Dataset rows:
◆ ◆ ◆ ◆ ◆

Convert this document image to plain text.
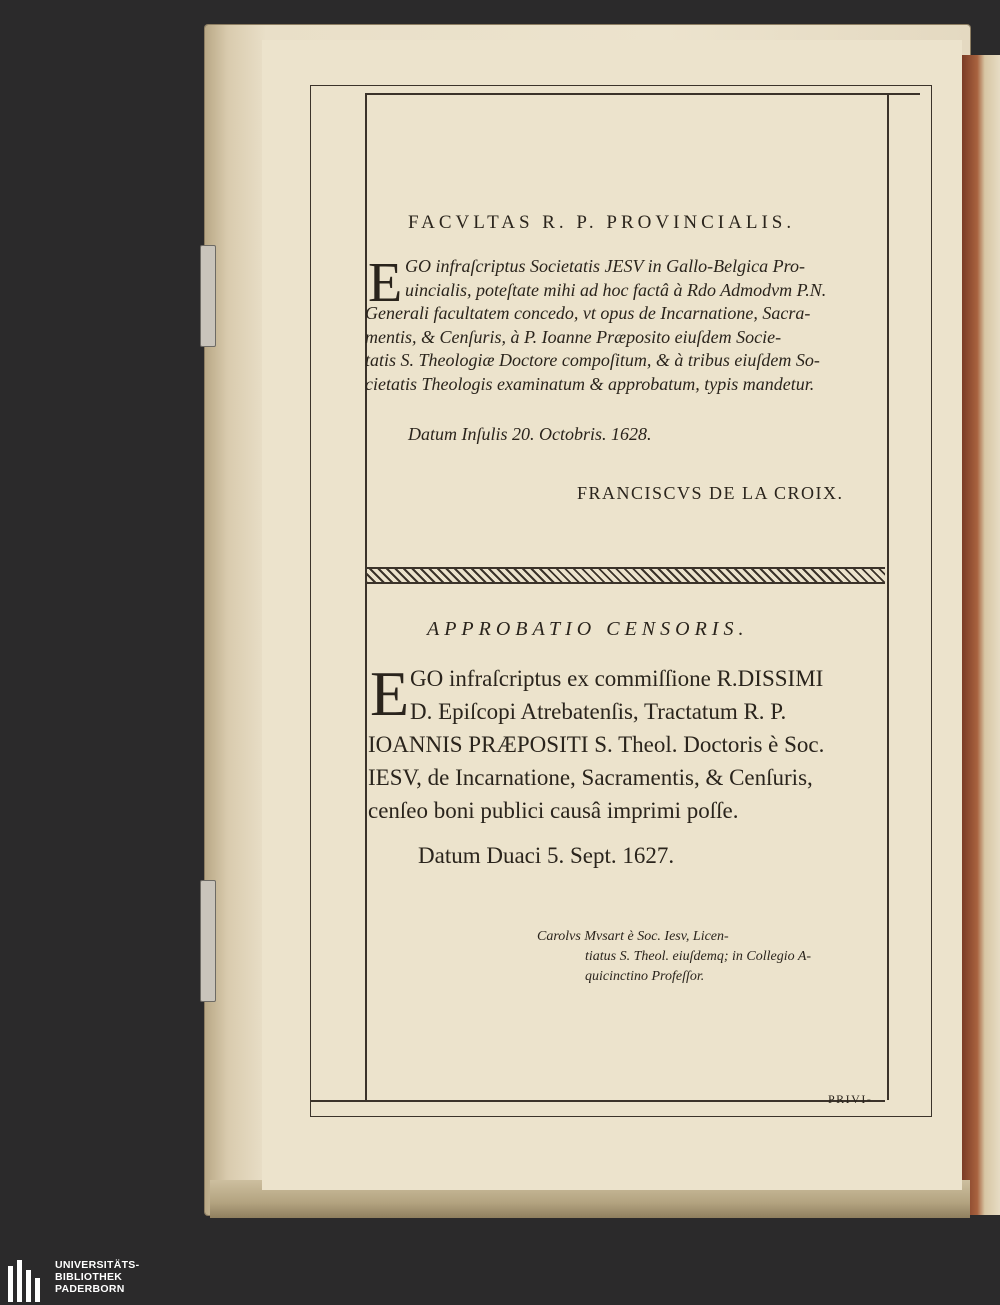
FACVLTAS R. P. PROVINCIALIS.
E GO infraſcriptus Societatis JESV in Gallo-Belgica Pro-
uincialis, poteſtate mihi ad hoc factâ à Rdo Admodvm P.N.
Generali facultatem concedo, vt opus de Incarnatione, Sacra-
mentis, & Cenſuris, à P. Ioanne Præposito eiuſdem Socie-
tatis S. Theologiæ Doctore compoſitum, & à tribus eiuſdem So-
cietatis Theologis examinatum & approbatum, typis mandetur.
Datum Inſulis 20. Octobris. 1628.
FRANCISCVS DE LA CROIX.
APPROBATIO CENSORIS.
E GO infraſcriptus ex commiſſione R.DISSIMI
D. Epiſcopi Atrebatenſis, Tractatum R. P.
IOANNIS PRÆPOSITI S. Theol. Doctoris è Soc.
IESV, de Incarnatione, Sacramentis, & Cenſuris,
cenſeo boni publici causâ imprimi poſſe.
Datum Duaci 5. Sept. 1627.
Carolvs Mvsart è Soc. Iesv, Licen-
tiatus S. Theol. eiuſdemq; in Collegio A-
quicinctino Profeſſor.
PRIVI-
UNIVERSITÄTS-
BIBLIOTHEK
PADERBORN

◆ ◆ ◆ ◆ ◆

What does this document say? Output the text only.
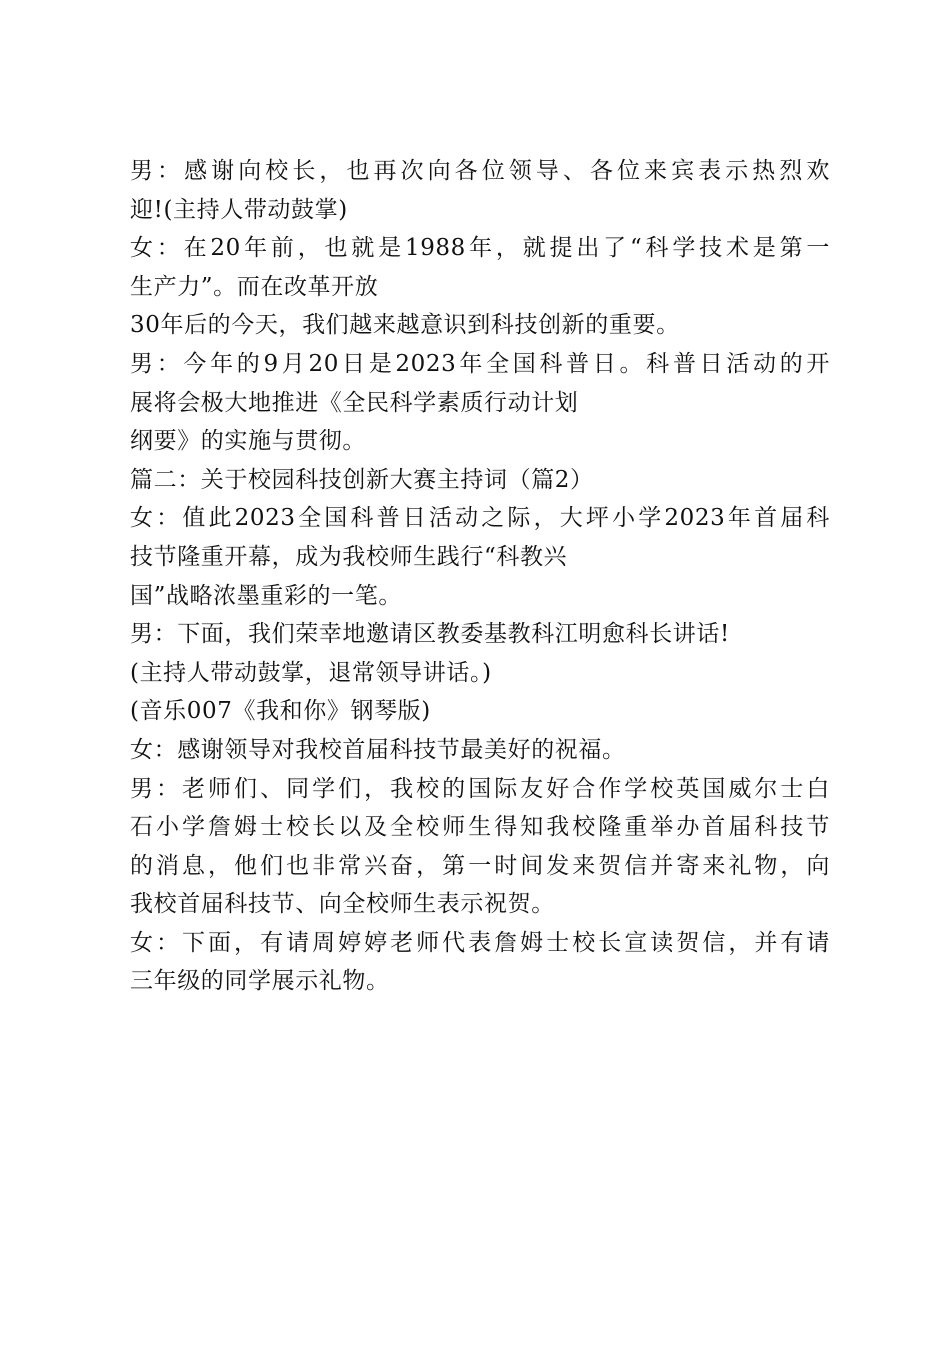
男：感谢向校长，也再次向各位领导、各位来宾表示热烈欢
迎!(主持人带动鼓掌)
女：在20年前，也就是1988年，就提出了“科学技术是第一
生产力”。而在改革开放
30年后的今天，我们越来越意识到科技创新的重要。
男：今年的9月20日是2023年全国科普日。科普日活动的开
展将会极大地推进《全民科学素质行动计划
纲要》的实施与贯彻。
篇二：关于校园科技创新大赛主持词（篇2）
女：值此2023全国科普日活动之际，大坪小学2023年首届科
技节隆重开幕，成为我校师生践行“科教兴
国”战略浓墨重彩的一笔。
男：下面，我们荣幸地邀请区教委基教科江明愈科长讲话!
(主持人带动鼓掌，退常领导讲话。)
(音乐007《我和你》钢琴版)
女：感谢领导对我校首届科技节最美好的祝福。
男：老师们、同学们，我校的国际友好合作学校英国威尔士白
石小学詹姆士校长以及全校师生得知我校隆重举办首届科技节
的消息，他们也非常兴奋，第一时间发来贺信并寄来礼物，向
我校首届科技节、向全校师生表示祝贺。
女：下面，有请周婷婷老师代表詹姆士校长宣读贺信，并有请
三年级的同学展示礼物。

◆ ◆ ◆ ◆ ◆

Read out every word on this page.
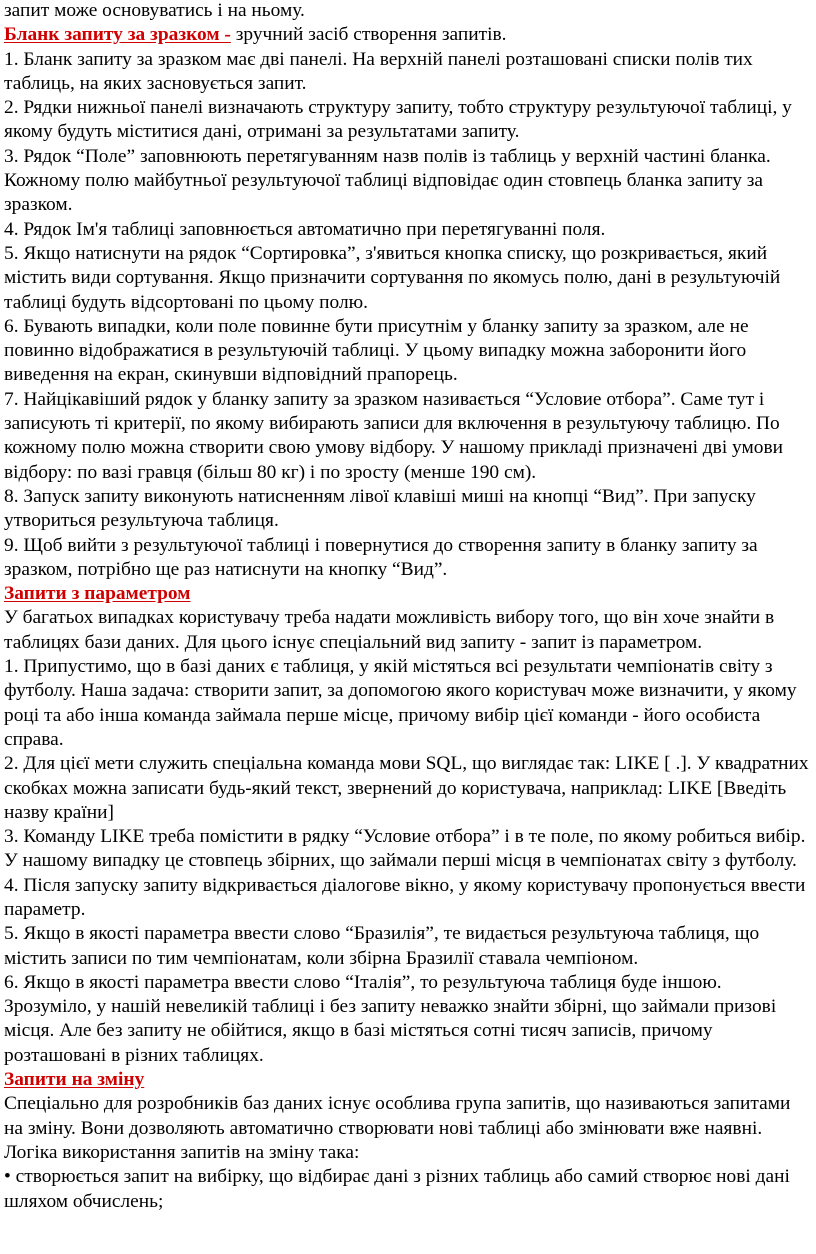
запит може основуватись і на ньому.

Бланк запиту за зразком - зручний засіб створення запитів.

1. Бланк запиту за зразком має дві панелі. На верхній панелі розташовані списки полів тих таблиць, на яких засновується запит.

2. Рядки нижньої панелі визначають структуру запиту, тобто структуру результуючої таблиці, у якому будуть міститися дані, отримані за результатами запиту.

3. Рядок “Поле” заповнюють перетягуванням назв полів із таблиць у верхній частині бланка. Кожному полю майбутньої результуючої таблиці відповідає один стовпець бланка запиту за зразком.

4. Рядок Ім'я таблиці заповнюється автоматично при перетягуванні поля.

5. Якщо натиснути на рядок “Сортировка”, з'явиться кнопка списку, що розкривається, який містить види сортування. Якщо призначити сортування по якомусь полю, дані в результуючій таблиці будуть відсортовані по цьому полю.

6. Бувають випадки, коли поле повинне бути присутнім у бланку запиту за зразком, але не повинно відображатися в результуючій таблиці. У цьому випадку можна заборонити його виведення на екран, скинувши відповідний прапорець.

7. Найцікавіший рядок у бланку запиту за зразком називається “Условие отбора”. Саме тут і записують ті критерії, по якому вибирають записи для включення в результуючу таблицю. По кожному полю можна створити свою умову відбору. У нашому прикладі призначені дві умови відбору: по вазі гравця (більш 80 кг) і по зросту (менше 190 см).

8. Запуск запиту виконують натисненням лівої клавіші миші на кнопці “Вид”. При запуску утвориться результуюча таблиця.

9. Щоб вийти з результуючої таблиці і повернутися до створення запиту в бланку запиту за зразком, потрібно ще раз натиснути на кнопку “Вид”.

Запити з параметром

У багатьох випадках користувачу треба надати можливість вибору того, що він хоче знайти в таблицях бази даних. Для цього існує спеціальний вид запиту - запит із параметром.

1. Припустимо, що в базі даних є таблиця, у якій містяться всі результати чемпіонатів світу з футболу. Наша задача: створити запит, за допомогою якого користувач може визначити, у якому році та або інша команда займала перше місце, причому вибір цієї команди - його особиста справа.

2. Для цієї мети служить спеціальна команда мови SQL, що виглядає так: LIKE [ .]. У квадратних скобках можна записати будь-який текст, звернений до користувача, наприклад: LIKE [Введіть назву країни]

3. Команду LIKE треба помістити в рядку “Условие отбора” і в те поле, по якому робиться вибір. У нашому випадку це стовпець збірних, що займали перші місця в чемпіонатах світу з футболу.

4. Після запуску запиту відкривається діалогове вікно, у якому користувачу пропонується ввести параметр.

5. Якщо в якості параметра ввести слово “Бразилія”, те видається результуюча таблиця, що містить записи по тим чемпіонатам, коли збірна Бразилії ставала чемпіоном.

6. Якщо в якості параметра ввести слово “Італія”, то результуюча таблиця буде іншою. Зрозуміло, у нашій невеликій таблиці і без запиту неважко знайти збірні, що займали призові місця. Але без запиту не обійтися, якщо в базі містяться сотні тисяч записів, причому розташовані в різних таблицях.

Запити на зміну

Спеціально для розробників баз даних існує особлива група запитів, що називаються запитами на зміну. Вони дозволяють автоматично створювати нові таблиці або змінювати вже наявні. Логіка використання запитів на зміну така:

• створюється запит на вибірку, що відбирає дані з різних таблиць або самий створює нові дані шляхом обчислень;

◆ ◆ ◆ ◆ ◆

Stated exercise: Check each line above for the string "створення", then copy the ones that have it.

Task result:
Бланк запиту за зразком - зручний засіб створення запитів.
9. Щоб вийти з результуючої таблиці і повернутися до створення запиту в бланку запиту за зразком, потрібно ще раз натиснути на кнопку “Вид”.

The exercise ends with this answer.